| Given data |
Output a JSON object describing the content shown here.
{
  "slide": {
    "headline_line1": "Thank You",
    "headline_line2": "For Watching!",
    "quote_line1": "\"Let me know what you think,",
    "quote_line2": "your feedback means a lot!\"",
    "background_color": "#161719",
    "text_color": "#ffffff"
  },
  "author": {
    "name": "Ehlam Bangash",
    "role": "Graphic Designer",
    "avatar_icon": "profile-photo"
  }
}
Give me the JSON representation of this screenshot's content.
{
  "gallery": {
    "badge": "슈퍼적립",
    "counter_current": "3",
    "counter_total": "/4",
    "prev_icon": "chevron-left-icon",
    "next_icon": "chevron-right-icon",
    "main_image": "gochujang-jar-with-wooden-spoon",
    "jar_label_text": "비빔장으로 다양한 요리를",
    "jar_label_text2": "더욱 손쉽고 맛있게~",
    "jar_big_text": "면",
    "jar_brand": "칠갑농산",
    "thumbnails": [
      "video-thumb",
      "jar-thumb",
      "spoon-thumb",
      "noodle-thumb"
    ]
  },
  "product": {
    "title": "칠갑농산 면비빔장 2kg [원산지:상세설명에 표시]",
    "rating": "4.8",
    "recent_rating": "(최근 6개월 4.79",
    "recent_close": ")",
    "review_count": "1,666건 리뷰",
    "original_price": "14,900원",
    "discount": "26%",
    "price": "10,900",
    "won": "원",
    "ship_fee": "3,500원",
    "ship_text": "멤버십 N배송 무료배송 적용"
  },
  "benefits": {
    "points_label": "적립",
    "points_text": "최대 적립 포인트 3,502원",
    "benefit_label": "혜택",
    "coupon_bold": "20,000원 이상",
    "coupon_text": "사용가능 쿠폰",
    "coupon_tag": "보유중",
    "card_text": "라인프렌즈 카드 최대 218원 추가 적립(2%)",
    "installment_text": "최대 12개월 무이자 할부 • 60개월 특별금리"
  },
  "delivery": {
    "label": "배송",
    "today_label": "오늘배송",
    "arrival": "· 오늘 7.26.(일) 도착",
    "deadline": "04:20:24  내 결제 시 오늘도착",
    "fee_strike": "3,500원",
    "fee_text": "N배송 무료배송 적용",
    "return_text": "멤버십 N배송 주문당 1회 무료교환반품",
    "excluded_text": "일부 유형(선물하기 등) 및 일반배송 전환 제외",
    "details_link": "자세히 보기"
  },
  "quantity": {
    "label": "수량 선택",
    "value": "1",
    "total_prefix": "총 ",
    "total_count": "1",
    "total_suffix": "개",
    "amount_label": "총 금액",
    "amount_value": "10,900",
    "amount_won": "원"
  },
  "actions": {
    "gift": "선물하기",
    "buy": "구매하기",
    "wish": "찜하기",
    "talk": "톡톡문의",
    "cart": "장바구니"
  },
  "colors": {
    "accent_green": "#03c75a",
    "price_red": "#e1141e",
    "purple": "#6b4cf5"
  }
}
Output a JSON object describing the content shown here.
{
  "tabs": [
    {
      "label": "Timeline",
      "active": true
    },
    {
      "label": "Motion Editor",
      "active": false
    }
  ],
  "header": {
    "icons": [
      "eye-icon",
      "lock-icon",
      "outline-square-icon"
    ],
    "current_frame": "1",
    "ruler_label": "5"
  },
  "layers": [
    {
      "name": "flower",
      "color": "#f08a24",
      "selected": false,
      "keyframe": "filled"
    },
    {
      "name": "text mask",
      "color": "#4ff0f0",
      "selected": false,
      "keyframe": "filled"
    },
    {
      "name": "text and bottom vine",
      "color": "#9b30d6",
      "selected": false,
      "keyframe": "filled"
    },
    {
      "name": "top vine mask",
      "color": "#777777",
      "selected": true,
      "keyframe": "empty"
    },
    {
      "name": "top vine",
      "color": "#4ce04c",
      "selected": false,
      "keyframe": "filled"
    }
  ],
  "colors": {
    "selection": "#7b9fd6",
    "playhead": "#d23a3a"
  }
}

| Given task |
Return what is listed above, exactly and completely.

| Full solution |
Output a JSON object describing the content shown here.
{
  "slide": {
    "headline_line1": "Thank You",
    "headline_line2": "For Watching!",
    "quote_line1": "\"Let me know what you think,",
    "quote_line2": "your feedback means a lot!\"",
    "background_color": "#161719",
    "text_color": "#ffffff"
  },
  "author": {
    "name": "Ehlam Bangash",
    "role": "Graphic Designer",
    "avatar_icon": "profile-photo"
  }
}
Give me the JSON representation of this screenshot's content.
{
  "gallery": {
    "badge": "슈퍼적립",
    "counter_current": "3",
    "counter_total": "/4",
    "prev_icon": "chevron-left-icon",
    "next_icon": "chevron-right-icon",
    "main_image": "gochujang-jar-with-wooden-spoon",
    "jar_label_text": "비빔장으로 다양한 요리를",
    "jar_label_text2": "더욱 손쉽고 맛있게~",
    "jar_big_text": "면",
    "jar_brand": "칠갑농산",
    "thumbnails": [
      "video-thumb",
      "jar-thumb",
      "spoon-thumb",
      "noodle-thumb"
    ]
  },
  "product": {
    "title": "칠갑농산 면비빔장 2kg [원산지:상세설명에 표시]",
    "rating": "4.8",
    "recent_rating": "(최근 6개월 4.79",
    "recent_close": ")",
    "review_count": "1,666건 리뷰",
    "original_price": "14,900원",
    "discount": "26%",
    "price": "10,900",
    "won": "원",
    "ship_fee": "3,500원",
    "ship_text": "멤버십 N배송 무료배송 적용"
  },
  "benefits": {
    "points_label": "적립",
    "points_text": "최대 적립 포인트 3,502원",
    "benefit_label": "혜택",
    "coupon_bold": "20,000원 이상",
    "coupon_text": "사용가능 쿠폰",
    "coupon_tag": "보유중",
    "card_text": "라인프렌즈 카드 최대 218원 추가 적립(2%)",
    "installment_text": "최대 12개월 무이자 할부 • 60개월 특별금리"
  },
  "delivery": {
    "label": "배송",
    "today_label": "오늘배송",
    "arrival": "· 오늘 7.26.(일) 도착",
    "deadline": "04:20:24  내 결제 시 오늘도착",
    "fee_strike": "3,500원",
    "fee_text": "N배송 무료배송 적용",
    "return_text": "멤버십 N배송 주문당 1회 무료교환반품",
    "excluded_text": "일부 유형(선물하기 등) 및 일반배송 전환 제외",
    "details_link": "자세히 보기"
  },
  "quantity": {
    "label": "수량 선택",
    "value": "1",
    "total_prefix": "총 ",
    "total_count": "1",
    "total_suffix": "개",
    "amount_label": "총 금액",
    "amount_value": "10,900",
    "amount_won": "원"
  },
  "actions": {
    "gift": "선물하기",
    "buy": "구매하기",
    "wish": "찜하기",
    "talk": "톡톡문의",
    "cart": "장바구니"
  },
  "colors": {
    "accent_green": "#03c75a",
    "price_red": "#e1141e",
    "purple": "#6b4cf5"
  }
}
Output a JSON object describing the content shown here.
{
  "tabs": [
    {
      "label": "Timeline",
      "active": true
    },
    {
      "label": "Motion Editor",
      "active": false
    }
  ],
  "header": {
    "icons": [
      "eye-icon",
      "lock-icon",
      "outline-square-icon"
    ],
    "current_frame": "1",
    "ruler_label": "5"
  },
  "layers": [
    {
      "name": "flower",
      "color": "#f08a24",
      "selected": false,
      "keyframe": "filled"
    },
    {
      "name": "text mask",
      "color": "#4ff0f0",
      "selected": false,
      "keyframe": "filled"
    },
    {
      "name": "text and bottom vine",
      "color": "#9b30d6",
      "selected": false,
      "keyframe": "filled"
    },
    {
      "name": "top vine mask",
      "color": "#777777",
      "selected": true,
      "keyframe": "empty"
    },
    {
      "name": "top vine",
      "color": "#4ce04c",
      "selected": false,
      "keyframe": "filled"
    }
  ],
  "colors": {
    "selection": "#7b9fd6",
    "playhead": "#d23a3a"
  }
}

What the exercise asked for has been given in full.